**EXERCISE OBJECTIVE:** Below are some records; give them all again exactly, but not the pictures.

**RECORDS SHOWN:**
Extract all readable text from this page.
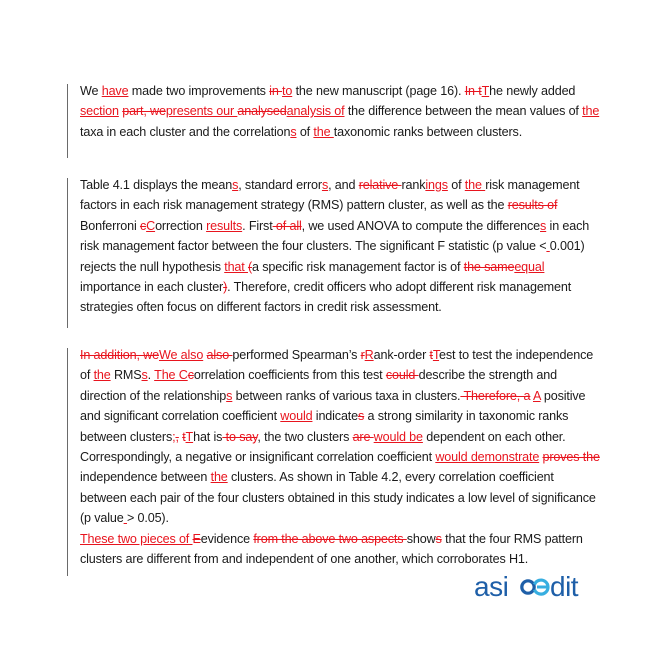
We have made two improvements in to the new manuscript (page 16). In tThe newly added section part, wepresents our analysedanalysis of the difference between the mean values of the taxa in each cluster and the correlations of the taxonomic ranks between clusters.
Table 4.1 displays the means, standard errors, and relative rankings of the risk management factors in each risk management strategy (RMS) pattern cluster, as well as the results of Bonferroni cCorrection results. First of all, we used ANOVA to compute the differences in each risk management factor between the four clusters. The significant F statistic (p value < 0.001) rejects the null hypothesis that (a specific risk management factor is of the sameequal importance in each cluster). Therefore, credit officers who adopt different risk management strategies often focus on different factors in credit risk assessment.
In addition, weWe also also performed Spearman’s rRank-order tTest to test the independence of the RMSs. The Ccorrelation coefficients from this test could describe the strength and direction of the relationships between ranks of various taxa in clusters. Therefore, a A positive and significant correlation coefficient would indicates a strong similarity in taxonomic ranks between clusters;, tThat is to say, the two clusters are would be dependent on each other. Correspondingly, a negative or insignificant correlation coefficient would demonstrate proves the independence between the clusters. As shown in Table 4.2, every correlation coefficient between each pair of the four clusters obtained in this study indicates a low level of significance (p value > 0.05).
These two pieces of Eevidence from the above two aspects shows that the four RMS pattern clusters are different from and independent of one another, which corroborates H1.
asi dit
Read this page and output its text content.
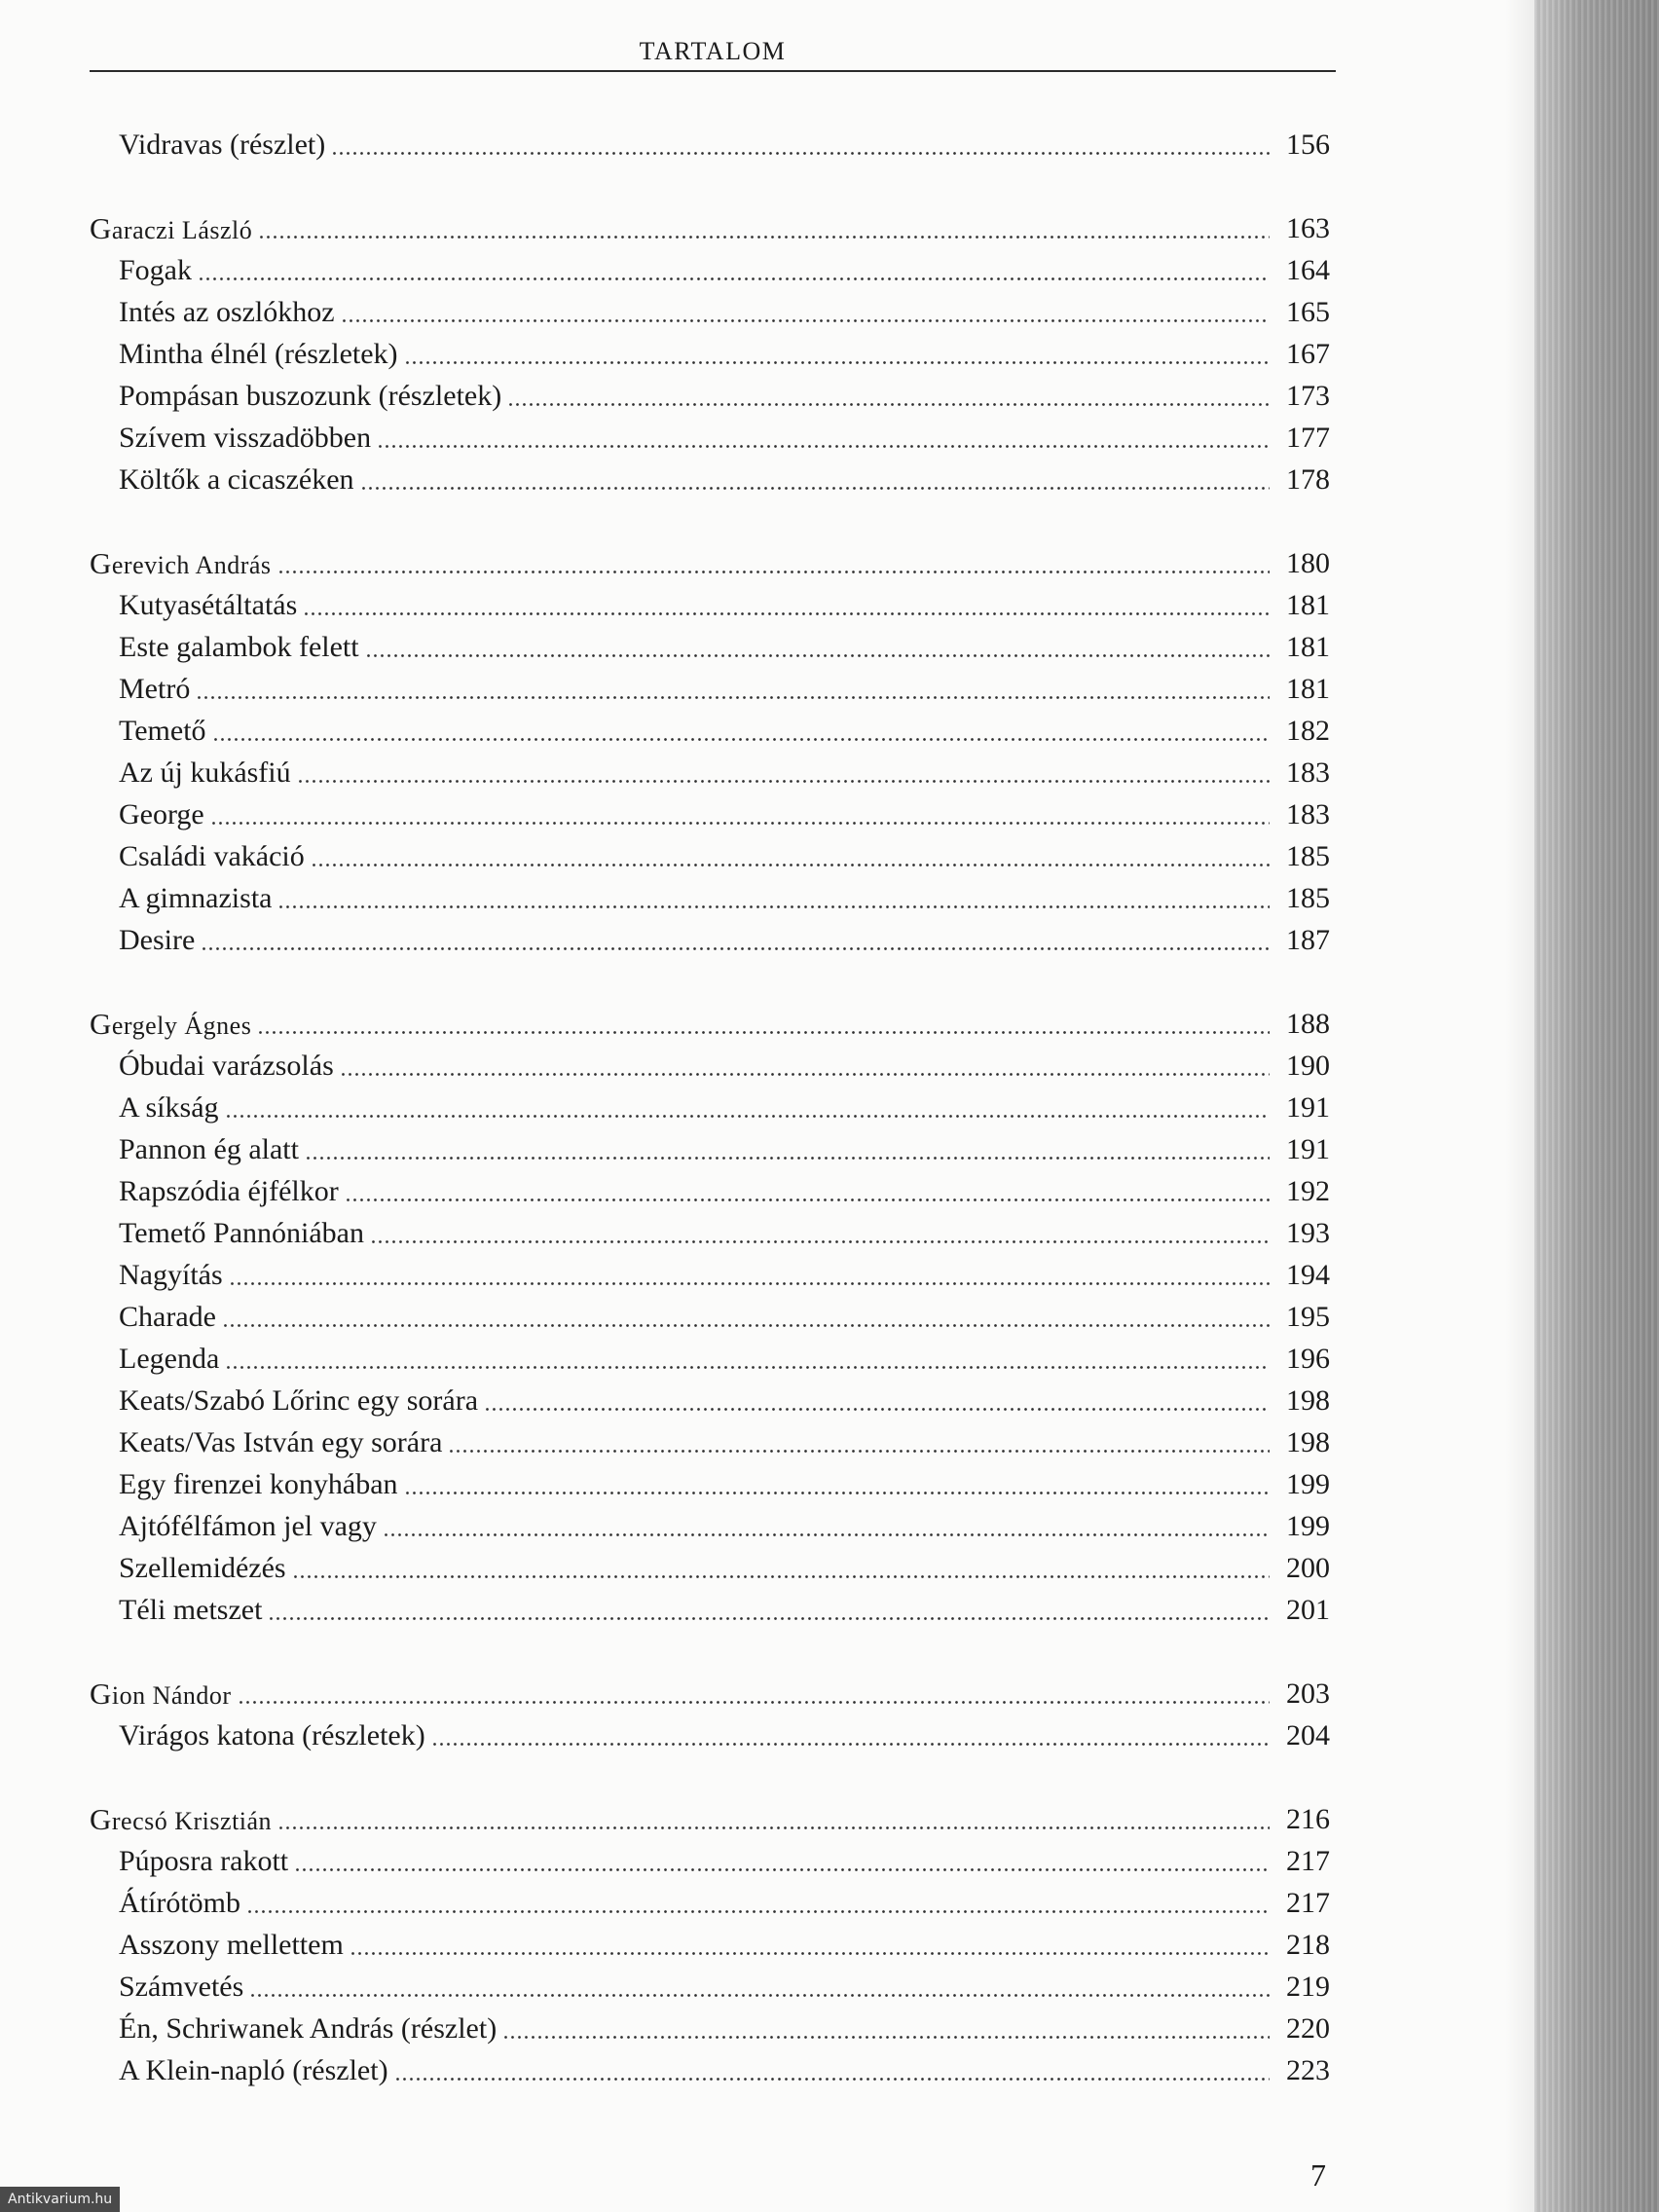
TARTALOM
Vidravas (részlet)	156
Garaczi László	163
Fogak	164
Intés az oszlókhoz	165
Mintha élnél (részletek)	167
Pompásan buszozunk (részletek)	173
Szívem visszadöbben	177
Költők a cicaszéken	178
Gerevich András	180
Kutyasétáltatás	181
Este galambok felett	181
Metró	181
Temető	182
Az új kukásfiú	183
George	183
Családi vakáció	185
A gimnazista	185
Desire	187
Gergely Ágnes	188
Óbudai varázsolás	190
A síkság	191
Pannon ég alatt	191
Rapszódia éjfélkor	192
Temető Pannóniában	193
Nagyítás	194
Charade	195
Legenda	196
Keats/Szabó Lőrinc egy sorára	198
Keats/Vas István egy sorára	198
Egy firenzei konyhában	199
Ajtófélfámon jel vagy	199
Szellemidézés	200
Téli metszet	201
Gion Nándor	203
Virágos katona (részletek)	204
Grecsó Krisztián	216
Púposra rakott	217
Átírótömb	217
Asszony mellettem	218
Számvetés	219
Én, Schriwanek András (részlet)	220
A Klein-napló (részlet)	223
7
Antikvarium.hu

**FINAL RESULT:**
Extract all readable text from this page.
We have made two improvements in to the new manuscript (page 16). In tThe newly added section part, wepresents our analysedanalysis of the difference between the mean values of the taxa in each cluster and the correlations of the taxonomic ranks between clusters.
Table 4.1 displays the means, standard errors, and relative rankings of the risk management factors in each risk management strategy (RMS) pattern cluster, as well as the results of Bonferroni cCorrection results. First of all, we used ANOVA to compute the differences in each risk management factor between the four clusters. The significant F statistic (p value < 0.001) rejects the null hypothesis that (a specific risk management factor is of the sameequal importance in each cluster). Therefore, credit officers who adopt different risk management strategies often focus on different factors in credit risk assessment.
In addition, weWe also also performed Spearman’s rRank-order tTest to test the independence of the RMSs. The Ccorrelation coefficients from this test could describe the strength and direction of the relationships between ranks of various taxa in clusters. Therefore, a A positive and significant correlation coefficient would indicates a strong similarity in taxonomic ranks between clusters;, tThat is to say, the two clusters are would be dependent on each other. Correspondingly, a negative or insignificant correlation coefficient would demonstrate proves the independence between the clusters. As shown in Table 4.2, every correlation coefficient between each pair of the four clusters obtained in this study indicates a low level of significance (p value > 0.05).
These two pieces of Eevidence from the above two aspects shows that the four RMS pattern clusters are different from and independent of one another, which corroborates H1.
asi dit
Read this page and output its text content.
TARTALOM
Vidravas (részlet)	156
Garaczi László	163
Fogak	164
Intés az oszlókhoz	165
Mintha élnél (részletek)	167
Pompásan buszozunk (részletek)	173
Szívem visszadöbben	177
Költők a cicaszéken	178
Gerevich András	180
Kutyasétáltatás	181
Este galambok felett	181
Metró	181
Temető	182
Az új kukásfiú	183
George	183
Családi vakáció	185
A gimnazista	185
Desire	187
Gergely Ágnes	188
Óbudai varázsolás	190
A síkság	191
Pannon ég alatt	191
Rapszódia éjfélkor	192
Temető Pannóniában	193
Nagyítás	194
Charade	195
Legenda	196
Keats/Szabó Lőrinc egy sorára	198
Keats/Vas István egy sorára	198
Egy firenzei konyhában	199
Ajtófélfámon jel vagy	199
Szellemidézés	200
Téli metszet	201
Gion Nándor	203
Virágos katona (részletek)	204
Grecsó Krisztián	216
Púposra rakott	217
Átírótömb	217
Asszony mellettem	218
Számvetés	219
Én, Schriwanek András (részlet)	220
A Klein-napló (részlet)	223
7
Antikvarium.hu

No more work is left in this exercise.